— START EXTRACTED MATERIAL —
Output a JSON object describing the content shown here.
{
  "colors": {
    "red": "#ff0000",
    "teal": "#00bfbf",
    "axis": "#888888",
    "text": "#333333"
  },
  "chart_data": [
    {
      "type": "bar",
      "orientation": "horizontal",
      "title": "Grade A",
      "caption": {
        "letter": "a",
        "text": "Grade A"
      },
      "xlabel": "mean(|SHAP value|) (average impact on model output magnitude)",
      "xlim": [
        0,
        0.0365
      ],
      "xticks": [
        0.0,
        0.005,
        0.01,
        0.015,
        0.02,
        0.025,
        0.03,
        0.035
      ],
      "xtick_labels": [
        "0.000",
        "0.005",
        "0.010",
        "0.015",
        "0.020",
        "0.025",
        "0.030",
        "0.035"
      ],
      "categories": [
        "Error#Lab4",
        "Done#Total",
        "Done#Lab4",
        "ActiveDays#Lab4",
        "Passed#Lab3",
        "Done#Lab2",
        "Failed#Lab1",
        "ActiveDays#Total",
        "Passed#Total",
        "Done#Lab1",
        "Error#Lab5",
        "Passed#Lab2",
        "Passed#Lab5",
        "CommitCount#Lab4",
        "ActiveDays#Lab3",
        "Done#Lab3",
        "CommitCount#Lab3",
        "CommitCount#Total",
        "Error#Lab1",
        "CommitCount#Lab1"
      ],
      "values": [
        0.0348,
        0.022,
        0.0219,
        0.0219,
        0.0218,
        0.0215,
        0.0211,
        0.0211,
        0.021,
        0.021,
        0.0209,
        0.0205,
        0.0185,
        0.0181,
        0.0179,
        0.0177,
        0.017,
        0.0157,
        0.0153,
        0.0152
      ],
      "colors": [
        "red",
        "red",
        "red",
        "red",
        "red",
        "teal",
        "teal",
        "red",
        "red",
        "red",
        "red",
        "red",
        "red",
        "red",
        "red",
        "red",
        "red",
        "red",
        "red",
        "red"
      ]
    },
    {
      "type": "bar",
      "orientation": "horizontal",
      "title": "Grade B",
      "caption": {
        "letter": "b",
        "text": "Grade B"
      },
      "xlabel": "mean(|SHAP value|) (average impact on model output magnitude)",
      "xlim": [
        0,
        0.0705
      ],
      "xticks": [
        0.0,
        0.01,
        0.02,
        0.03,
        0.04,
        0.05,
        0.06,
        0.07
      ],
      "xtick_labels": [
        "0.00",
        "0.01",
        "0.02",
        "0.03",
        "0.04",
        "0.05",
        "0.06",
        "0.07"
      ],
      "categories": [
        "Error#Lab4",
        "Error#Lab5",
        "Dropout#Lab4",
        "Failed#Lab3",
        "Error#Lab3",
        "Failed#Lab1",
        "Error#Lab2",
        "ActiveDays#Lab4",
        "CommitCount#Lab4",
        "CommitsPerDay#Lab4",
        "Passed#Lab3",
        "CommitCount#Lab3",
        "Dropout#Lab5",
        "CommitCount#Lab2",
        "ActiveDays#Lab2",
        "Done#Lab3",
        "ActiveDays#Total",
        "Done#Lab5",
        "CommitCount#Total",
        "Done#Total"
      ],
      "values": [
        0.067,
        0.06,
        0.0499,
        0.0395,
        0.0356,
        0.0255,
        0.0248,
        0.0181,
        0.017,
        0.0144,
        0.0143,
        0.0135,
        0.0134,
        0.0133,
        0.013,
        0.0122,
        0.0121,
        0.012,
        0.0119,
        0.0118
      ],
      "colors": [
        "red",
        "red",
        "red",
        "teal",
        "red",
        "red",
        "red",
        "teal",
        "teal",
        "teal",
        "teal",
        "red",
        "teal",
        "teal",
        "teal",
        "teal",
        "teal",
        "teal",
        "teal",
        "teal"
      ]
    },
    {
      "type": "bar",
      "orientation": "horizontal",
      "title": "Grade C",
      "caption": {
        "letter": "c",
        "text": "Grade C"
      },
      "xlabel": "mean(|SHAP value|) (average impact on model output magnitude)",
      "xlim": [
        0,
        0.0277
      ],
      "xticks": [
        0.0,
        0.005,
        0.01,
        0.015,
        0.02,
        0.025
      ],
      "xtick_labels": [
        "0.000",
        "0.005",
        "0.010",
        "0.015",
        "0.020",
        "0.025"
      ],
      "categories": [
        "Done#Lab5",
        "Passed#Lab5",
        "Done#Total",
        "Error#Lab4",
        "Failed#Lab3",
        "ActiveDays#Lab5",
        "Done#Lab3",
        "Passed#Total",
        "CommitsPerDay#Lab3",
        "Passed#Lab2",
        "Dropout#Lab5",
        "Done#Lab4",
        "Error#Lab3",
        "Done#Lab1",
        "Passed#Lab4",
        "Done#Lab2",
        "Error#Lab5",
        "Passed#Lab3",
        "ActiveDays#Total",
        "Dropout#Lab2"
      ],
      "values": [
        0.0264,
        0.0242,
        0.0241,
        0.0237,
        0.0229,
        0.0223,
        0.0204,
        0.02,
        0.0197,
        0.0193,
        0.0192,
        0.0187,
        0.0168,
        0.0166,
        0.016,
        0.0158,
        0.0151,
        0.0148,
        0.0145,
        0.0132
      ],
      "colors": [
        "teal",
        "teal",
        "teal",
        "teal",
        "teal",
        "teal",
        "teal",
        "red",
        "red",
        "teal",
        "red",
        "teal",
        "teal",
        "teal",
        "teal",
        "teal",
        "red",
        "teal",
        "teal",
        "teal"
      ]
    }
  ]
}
— END EXTRACTED MATERIAL —
**GIVEN PROBLEM:** Write the entries again, exactly as they stand.

**SOLUTION TO THIS PROBLEM:**
Output a JSON object describing the content shown here.
{
  "colors": {
    "red": "#ff0000",
    "teal": "#00bfbf",
    "axis": "#888888",
    "text": "#333333"
  },
  "chart_data": [
    {
      "type": "bar",
      "orientation": "horizontal",
      "title": "Grade A",
      "caption": {
        "letter": "a",
        "text": "Grade A"
      },
      "xlabel": "mean(|SHAP value|) (average impact on model output magnitude)",
      "xlim": [
        0,
        0.0365
      ],
      "xticks": [
        0.0,
        0.005,
        0.01,
        0.015,
        0.02,
        0.025,
        0.03,
        0.035
      ],
      "xtick_labels": [
        "0.000",
        "0.005",
        "0.010",
        "0.015",
        "0.020",
        "0.025",
        "0.030",
        "0.035"
      ],
      "categories": [
        "Error#Lab4",
        "Done#Total",
        "Done#Lab4",
        "ActiveDays#Lab4",
        "Passed#Lab3",
        "Done#Lab2",
        "Failed#Lab1",
        "ActiveDays#Total",
        "Passed#Total",
        "Done#Lab1",
        "Error#Lab5",
        "Passed#Lab2",
        "Passed#Lab5",
        "CommitCount#Lab4",
        "ActiveDays#Lab3",
        "Done#Lab3",
        "CommitCount#Lab3",
        "CommitCount#Total",
        "Error#Lab1",
        "CommitCount#Lab1"
      ],
      "values": [
        0.0348,
        0.022,
        0.0219,
        0.0219,
        0.0218,
        0.0215,
        0.0211,
        0.0211,
        0.021,
        0.021,
        0.0209,
        0.0205,
        0.0185,
        0.0181,
        0.0179,
        0.0177,
        0.017,
        0.0157,
        0.0153,
        0.0152
      ],
      "colors": [
        "red",
        "red",
        "red",
        "red",
        "red",
        "teal",
        "teal",
        "red",
        "red",
        "red",
        "red",
        "red",
        "red",
        "red",
        "red",
        "red",
        "red",
        "red",
        "red",
        "red"
      ]
    },
    {
      "type": "bar",
      "orientation": "horizontal",
      "title": "Grade B",
      "caption": {
        "letter": "b",
        "text": "Grade B"
      },
      "xlabel": "mean(|SHAP value|) (average impact on model output magnitude)",
      "xlim": [
        0,
        0.0705
      ],
      "xticks": [
        0.0,
        0.01,
        0.02,
        0.03,
        0.04,
        0.05,
        0.06,
        0.07
      ],
      "xtick_labels": [
        "0.00",
        "0.01",
        "0.02",
        "0.03",
        "0.04",
        "0.05",
        "0.06",
        "0.07"
      ],
      "categories": [
        "Error#Lab4",
        "Error#Lab5",
        "Dropout#Lab4",
        "Failed#Lab3",
        "Error#Lab3",
        "Failed#Lab1",
        "Error#Lab2",
        "ActiveDays#Lab4",
        "CommitCount#Lab4",
        "CommitsPerDay#Lab4",
        "Passed#Lab3",
        "CommitCount#Lab3",
        "Dropout#Lab5",
        "CommitCount#Lab2",
        "ActiveDays#Lab2",
        "Done#Lab3",
        "ActiveDays#Total",
        "Done#Lab5",
        "CommitCount#Total",
        "Done#Total"
      ],
      "values": [
        0.067,
        0.06,
        0.0499,
        0.0395,
        0.0356,
        0.0255,
        0.0248,
        0.0181,
        0.017,
        0.0144,
        0.0143,
        0.0135,
        0.0134,
        0.0133,
        0.013,
        0.0122,
        0.0121,
        0.012,
        0.0119,
        0.0118
      ],
      "colors": [
        "red",
        "red",
        "red",
        "teal",
        "red",
        "red",
        "red",
        "teal",
        "teal",
        "teal",
        "teal",
        "red",
        "teal",
        "teal",
        "teal",
        "teal",
        "teal",
        "teal",
        "teal",
        "teal"
      ]
    },
    {
      "type": "bar",
      "orientation": "horizontal",
      "title": "Grade C",
      "caption": {
        "letter": "c",
        "text": "Grade C"
      },
      "xlabel": "mean(|SHAP value|) (average impact on model output magnitude)",
      "xlim": [
        0,
        0.0277
      ],
      "xticks": [
        0.0,
        0.005,
        0.01,
        0.015,
        0.02,
        0.025
      ],
      "xtick_labels": [
        "0.000",
        "0.005",
        "0.010",
        "0.015",
        "0.020",
        "0.025"
      ],
      "categories": [
        "Done#Lab5",
        "Passed#Lab5",
        "Done#Total",
        "Error#Lab4",
        "Failed#Lab3",
        "ActiveDays#Lab5",
        "Done#Lab3",
        "Passed#Total",
        "CommitsPerDay#Lab3",
        "Passed#Lab2",
        "Dropout#Lab5",
        "Done#Lab4",
        "Error#Lab3",
        "Done#Lab1",
        "Passed#Lab4",
        "Done#Lab2",
        "Error#Lab5",
        "Passed#Lab3",
        "ActiveDays#Total",
        "Dropout#Lab2"
      ],
      "values": [
        0.0264,
        0.0242,
        0.0241,
        0.0237,
        0.0229,
        0.0223,
        0.0204,
        0.02,
        0.0197,
        0.0193,
        0.0192,
        0.0187,
        0.0168,
        0.0166,
        0.016,
        0.0158,
        0.0151,
        0.0148,
        0.0145,
        0.0132
      ],
      "colors": [
        "teal",
        "teal",
        "teal",
        "teal",
        "teal",
        "teal",
        "teal",
        "red",
        "red",
        "teal",
        "red",
        "teal",
        "teal",
        "teal",
        "teal",
        "teal",
        "red",
        "teal",
        "teal",
        "teal"
      ]
    }
  ]
}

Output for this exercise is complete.